What you have to do =>
Repeat all the material exactly; pictures stay out of your copy.

..............................

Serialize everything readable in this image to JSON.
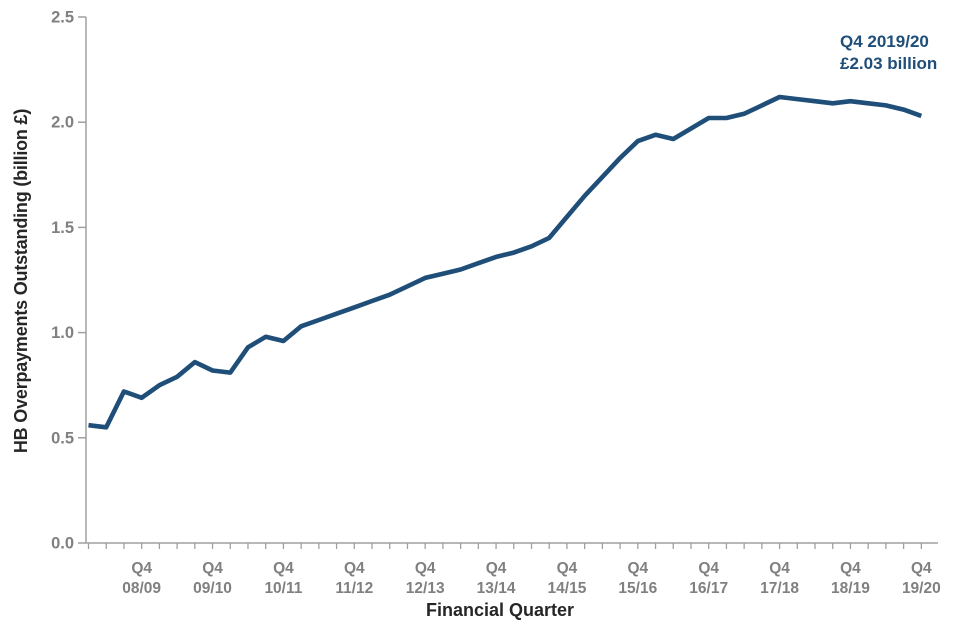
{
  "chart_data": {
    "type": "line",
    "title": "",
    "xlabel": "Financial Quarter",
    "ylabel": "HB Overpayments Outstanding (billion £)",
    "series_name": "HB overpayments outstanding",
    "x": [
      "Q1 2008/09",
      "Q2 2008/09",
      "Q3 2008/09",
      "Q4 2008/09",
      "Q1 2009/10",
      "Q2 2009/10",
      "Q3 2009/10",
      "Q4 2009/10",
      "Q1 2010/11",
      "Q2 2010/11",
      "Q3 2010/11",
      "Q4 2010/11",
      "Q1 2011/12",
      "Q2 2011/12",
      "Q3 2011/12",
      "Q4 2011/12",
      "Q1 2012/13",
      "Q2 2012/13",
      "Q3 2012/13",
      "Q4 2012/13",
      "Q1 2013/14",
      "Q2 2013/14",
      "Q3 2013/14",
      "Q4 2013/14",
      "Q1 2014/15",
      "Q2 2014/15",
      "Q3 2014/15",
      "Q4 2014/15",
      "Q1 2015/16",
      "Q2 2015/16",
      "Q3 2015/16",
      "Q4 2015/16",
      "Q1 2016/17",
      "Q2 2016/17",
      "Q3 2016/17",
      "Q4 2016/17",
      "Q1 2017/18",
      "Q2 2017/18",
      "Q3 2017/18",
      "Q4 2017/18",
      "Q1 2018/19",
      "Q2 2018/19",
      "Q3 2018/19",
      "Q4 2018/19",
      "Q1 2019/20",
      "Q2 2019/20",
      "Q3 2019/20",
      "Q4 2019/20"
    ],
    "values": [
      0.56,
      0.55,
      0.72,
      0.69,
      0.75,
      0.79,
      0.86,
      0.82,
      0.81,
      0.93,
      0.98,
      0.96,
      1.03,
      1.06,
      1.09,
      1.12,
      1.15,
      1.18,
      1.22,
      1.26,
      1.28,
      1.3,
      1.33,
      1.36,
      1.38,
      1.41,
      1.45,
      1.55,
      1.65,
      1.74,
      1.83,
      1.91,
      1.94,
      1.92,
      1.97,
      2.02,
      2.02,
      2.04,
      2.08,
      2.12,
      2.11,
      2.1,
      2.09,
      2.1,
      2.09,
      2.08,
      2.06,
      2.03
    ],
    "ylim": [
      0,
      2.5
    ],
    "yticks": [
      0.0,
      0.5,
      1.0,
      1.5,
      2.0,
      2.5
    ],
    "ytick_labels": [
      "0.0",
      "0.5",
      "1.0",
      "1.5",
      "2.0",
      "2.5"
    ],
    "x_major_labels": [
      {
        "index": 3,
        "line1": "Q4",
        "line2": "08/09"
      },
      {
        "index": 7,
        "line1": "Q4",
        "line2": "09/10"
      },
      {
        "index": 11,
        "line1": "Q4",
        "line2": "10/11"
      },
      {
        "index": 15,
        "line1": "Q4",
        "line2": "11/12"
      },
      {
        "index": 19,
        "line1": "Q4",
        "line2": "12/13"
      },
      {
        "index": 23,
        "line1": "Q4",
        "line2": "13/14"
      },
      {
        "index": 27,
        "line1": "Q4",
        "line2": "14/15"
      },
      {
        "index": 31,
        "line1": "Q4",
        "line2": "15/16"
      },
      {
        "index": 35,
        "line1": "Q4",
        "line2": "16/17"
      },
      {
        "index": 39,
        "line1": "Q4",
        "line2": "17/18"
      },
      {
        "index": 43,
        "line1": "Q4",
        "line2": "18/19"
      },
      {
        "index": 47,
        "line1": "Q4",
        "line2": "19/20"
      }
    ],
    "grid": false,
    "legend_position": "none",
    "annotation": {
      "line1": "Q4 2019/20",
      "line2": "£2.03 billion"
    },
    "colors": {
      "line": "#1F4E79",
      "annotation": "#1F4E79",
      "axis": "#A0A0A0",
      "tick_label": "#808080",
      "axis_title": "#262626"
    }
  }
}
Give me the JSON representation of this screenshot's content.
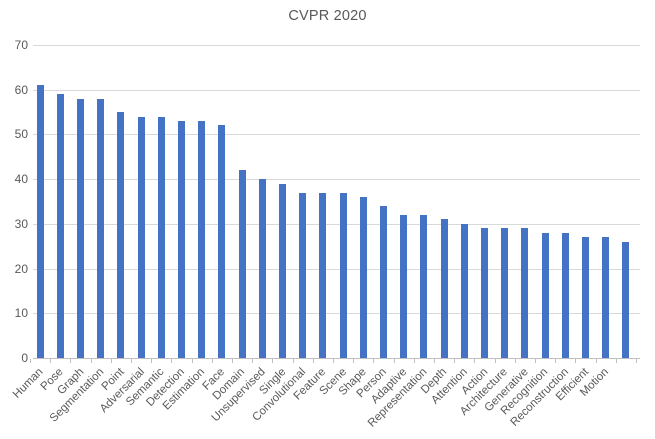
{
  "title": "CVPR 2020",
  "colors": {
    "bar": "#4472C4",
    "gridline": "#D9D9D9",
    "axis": "#BFBFBF",
    "text": "#595959",
    "background": "#FFFFFF"
  },
  "chart_data": {
    "type": "bar",
    "title": "CVPR 2020",
    "xlabel": "",
    "ylabel": "",
    "categories": [
      "Human",
      "Pose",
      "Graph",
      "Segmentation",
      "Point",
      "Adversarial",
      "Semantic",
      "Detection",
      "Estimation",
      "Face",
      "Domain",
      "Unsupervised",
      "Single",
      "Convolutional",
      "Feature",
      "Scene",
      "Shape",
      "Person",
      "Adaptive",
      "Representation",
      "Depth",
      "Attention",
      "Action",
      "Architecture",
      "Generative",
      "Recognition",
      "Reconstruction",
      "Efficient",
      "Motion",
      ""
    ],
    "values": [
      61,
      59,
      58,
      58,
      55,
      54,
      54,
      53,
      53,
      52,
      42,
      40,
      39,
      37,
      37,
      37,
      36,
      34,
      32,
      32,
      31,
      30,
      29,
      29,
      29,
      28,
      28,
      27,
      27,
      26
    ],
    "ylim": [
      0,
      70
    ],
    "yticks": [
      0,
      10,
      20,
      30,
      40,
      50,
      60,
      70
    ],
    "ytick_step": 10,
    "grid": true,
    "legend": false,
    "x_label_rotation_deg": 45
  }
}
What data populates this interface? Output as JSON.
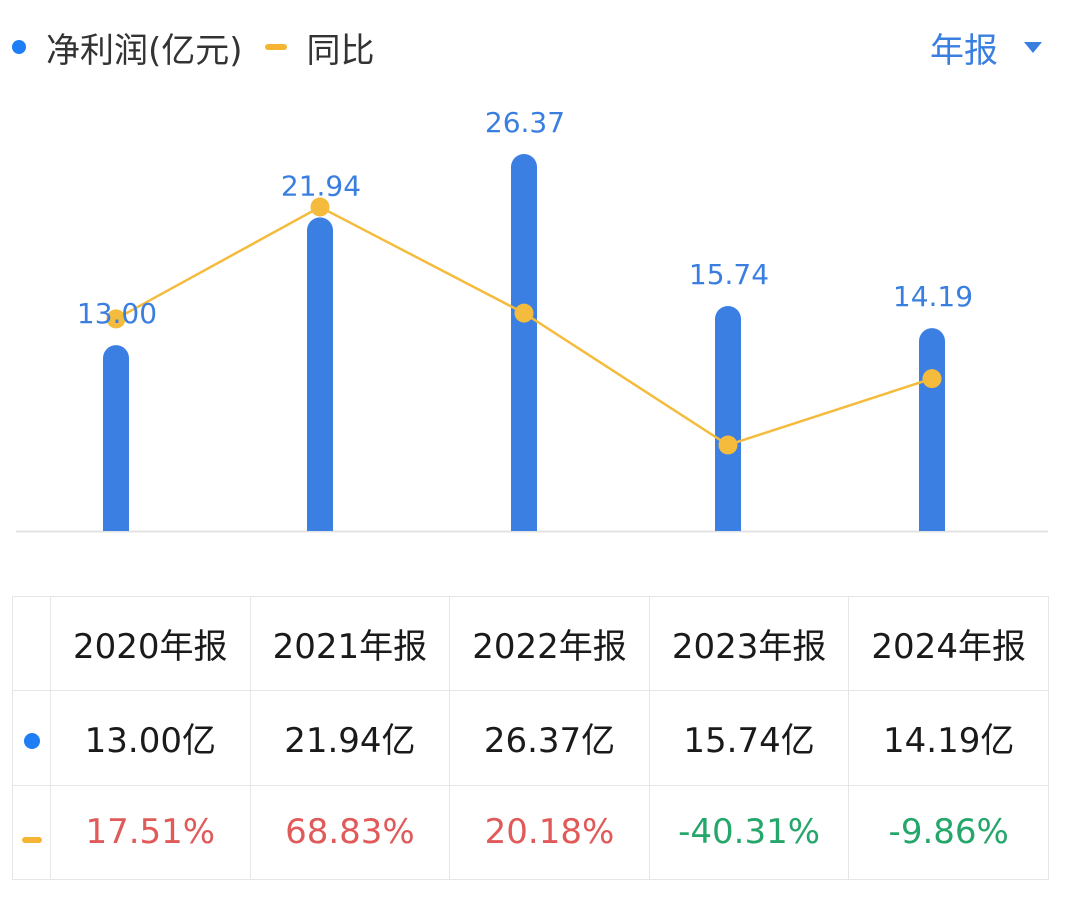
{
  "legend": {
    "net_profit_label": "净利润(亿元)",
    "yoy_label": "同比"
  },
  "period_selector": {
    "label": "年报"
  },
  "colors": {
    "bar": "#3b7fe3",
    "line": "#f5bb3c",
    "bar_label": "#3a7fe0",
    "positive": "#e05a5a",
    "negative": "#25a66a"
  },
  "table": {
    "headers": [
      "2020年报",
      "2021年报",
      "2022年报",
      "2023年报",
      "2024年报"
    ],
    "values": [
      "13.00亿",
      "21.94亿",
      "26.37亿",
      "15.74亿",
      "14.19亿"
    ],
    "yoy": [
      "17.51%",
      "68.83%",
      "20.18%",
      "-40.31%",
      "-9.86%"
    ]
  },
  "chart_data": {
    "type": "bar",
    "categories": [
      "2020年报",
      "2021年报",
      "2022年报",
      "2023年报",
      "2024年报"
    ],
    "series": [
      {
        "name": "净利润(亿元)",
        "type": "bar",
        "values": [
          13.0,
          21.94,
          26.37,
          15.74,
          14.19
        ],
        "labels": [
          "13.00",
          "21.94",
          "26.37",
          "15.74",
          "14.19"
        ]
      },
      {
        "name": "同比",
        "type": "line",
        "values": [
          17.51,
          68.83,
          20.18,
          -40.31,
          -9.86
        ]
      }
    ],
    "bar_axis_range": [
      0,
      26.37
    ],
    "line_axis_range": [
      -40.31,
      68.83
    ],
    "grid": false,
    "legend_position": "top-left"
  }
}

..............................

Final result =>
Serialize everything readable in this image to JSON.
{
  "chart_data": {
    "type": "line",
    "title": "",
    "xlabel": "Financial Quarter",
    "ylabel": "HB Overpayments Outstanding (billion £)",
    "series_name": "HB overpayments outstanding",
    "x": [
      "Q1 2008/09",
      "Q2 2008/09",
      "Q3 2008/09",
      "Q4 2008/09",
      "Q1 2009/10",
      "Q2 2009/10",
      "Q3 2009/10",
      "Q4 2009/10",
      "Q1 2010/11",
      "Q2 2010/11",
      "Q3 2010/11",
      "Q4 2010/11",
      "Q1 2011/12",
      "Q2 2011/12",
      "Q3 2011/12",
      "Q4 2011/12",
      "Q1 2012/13",
      "Q2 2012/13",
      "Q3 2012/13",
      "Q4 2012/13",
      "Q1 2013/14",
      "Q2 2013/14",
      "Q3 2013/14",
      "Q4 2013/14",
      "Q1 2014/15",
      "Q2 2014/15",
      "Q3 2014/15",
      "Q4 2014/15",
      "Q1 2015/16",
      "Q2 2015/16",
      "Q3 2015/16",
      "Q4 2015/16",
      "Q1 2016/17",
      "Q2 2016/17",
      "Q3 2016/17",
      "Q4 2016/17",
      "Q1 2017/18",
      "Q2 2017/18",
      "Q3 2017/18",
      "Q4 2017/18",
      "Q1 2018/19",
      "Q2 2018/19",
      "Q3 2018/19",
      "Q4 2018/19",
      "Q1 2019/20",
      "Q2 2019/20",
      "Q3 2019/20",
      "Q4 2019/20"
    ],
    "values": [
      0.56,
      0.55,
      0.72,
      0.69,
      0.75,
      0.79,
      0.86,
      0.82,
      0.81,
      0.93,
      0.98,
      0.96,
      1.03,
      1.06,
      1.09,
      1.12,
      1.15,
      1.18,
      1.22,
      1.26,
      1.28,
      1.3,
      1.33,
      1.36,
      1.38,
      1.41,
      1.45,
      1.55,
      1.65,
      1.74,
      1.83,
      1.91,
      1.94,
      1.92,
      1.97,
      2.02,
      2.02,
      2.04,
      2.08,
      2.12,
      2.11,
      2.1,
      2.09,
      2.1,
      2.09,
      2.08,
      2.06,
      2.03
    ],
    "ylim": [
      0,
      2.5
    ],
    "yticks": [
      0.0,
      0.5,
      1.0,
      1.5,
      2.0,
      2.5
    ],
    "ytick_labels": [
      "0.0",
      "0.5",
      "1.0",
      "1.5",
      "2.0",
      "2.5"
    ],
    "x_major_labels": [
      {
        "index": 3,
        "line1": "Q4",
        "line2": "08/09"
      },
      {
        "index": 7,
        "line1": "Q4",
        "line2": "09/10"
      },
      {
        "index": 11,
        "line1": "Q4",
        "line2": "10/11"
      },
      {
        "index": 15,
        "line1": "Q4",
        "line2": "11/12"
      },
      {
        "index": 19,
        "line1": "Q4",
        "line2": "12/13"
      },
      {
        "index": 23,
        "line1": "Q4",
        "line2": "13/14"
      },
      {
        "index": 27,
        "line1": "Q4",
        "line2": "14/15"
      },
      {
        "index": 31,
        "line1": "Q4",
        "line2": "15/16"
      },
      {
        "index": 35,
        "line1": "Q4",
        "line2": "16/17"
      },
      {
        "index": 39,
        "line1": "Q4",
        "line2": "17/18"
      },
      {
        "index": 43,
        "line1": "Q4",
        "line2": "18/19"
      },
      {
        "index": 47,
        "line1": "Q4",
        "line2": "19/20"
      }
    ],
    "grid": false,
    "legend_position": "none",
    "annotation": {
      "line1": "Q4 2019/20",
      "line2": "£2.03 billion"
    },
    "colors": {
      "line": "#1F4E79",
      "annotation": "#1F4E79",
      "axis": "#A0A0A0",
      "tick_label": "#808080",
      "axis_title": "#262626"
    }
  }
}
Give me the JSON representation of this screenshot's content.
{
  "title": "CVPR 2020",
  "colors": {
    "bar": "#4472C4",
    "gridline": "#D9D9D9",
    "axis": "#BFBFBF",
    "text": "#595959",
    "background": "#FFFFFF"
  },
  "chart_data": {
    "type": "bar",
    "title": "CVPR 2020",
    "xlabel": "",
    "ylabel": "",
    "categories": [
      "Human",
      "Pose",
      "Graph",
      "Segmentation",
      "Point",
      "Adversarial",
      "Semantic",
      "Detection",
      "Estimation",
      "Face",
      "Domain",
      "Unsupervised",
      "Single",
      "Convolutional",
      "Feature",
      "Scene",
      "Shape",
      "Person",
      "Adaptive",
      "Representation",
      "Depth",
      "Attention",
      "Action",
      "Architecture",
      "Generative",
      "Recognition",
      "Reconstruction",
      "Efficient",
      "Motion",
      ""
    ],
    "values": [
      61,
      59,
      58,
      58,
      55,
      54,
      54,
      53,
      53,
      52,
      42,
      40,
      39,
      37,
      37,
      37,
      36,
      34,
      32,
      32,
      31,
      30,
      29,
      29,
      29,
      28,
      28,
      27,
      27,
      26
    ],
    "ylim": [
      0,
      70
    ],
    "yticks": [
      0,
      10,
      20,
      30,
      40,
      50,
      60,
      70
    ],
    "ytick_step": 10,
    "grid": true,
    "legend": false,
    "x_label_rotation_deg": 45
  }
}
What data populates this interface? Output as JSON.
{
  "legend": {
    "net_profit_label": "净利润(亿元)",
    "yoy_label": "同比"
  },
  "period_selector": {
    "label": "年报"
  },
  "colors": {
    "bar": "#3b7fe3",
    "line": "#f5bb3c",
    "bar_label": "#3a7fe0",
    "positive": "#e05a5a",
    "negative": "#25a66a"
  },
  "table": {
    "headers": [
      "2020年报",
      "2021年报",
      "2022年报",
      "2023年报",
      "2024年报"
    ],
    "values": [
      "13.00亿",
      "21.94亿",
      "26.37亿",
      "15.74亿",
      "14.19亿"
    ],
    "yoy": [
      "17.51%",
      "68.83%",
      "20.18%",
      "-40.31%",
      "-9.86%"
    ]
  },
  "chart_data": {
    "type": "bar",
    "categories": [
      "2020年报",
      "2021年报",
      "2022年报",
      "2023年报",
      "2024年报"
    ],
    "series": [
      {
        "name": "净利润(亿元)",
        "type": "bar",
        "values": [
          13.0,
          21.94,
          26.37,
          15.74,
          14.19
        ],
        "labels": [
          "13.00",
          "21.94",
          "26.37",
          "15.74",
          "14.19"
        ]
      },
      {
        "name": "同比",
        "type": "line",
        "values": [
          17.51,
          68.83,
          20.18,
          -40.31,
          -9.86
        ]
      }
    ],
    "bar_axis_range": [
      0,
      26.37
    ],
    "line_axis_range": [
      -40.31,
      68.83
    ],
    "grid": false,
    "legend_position": "top-left"
  }
}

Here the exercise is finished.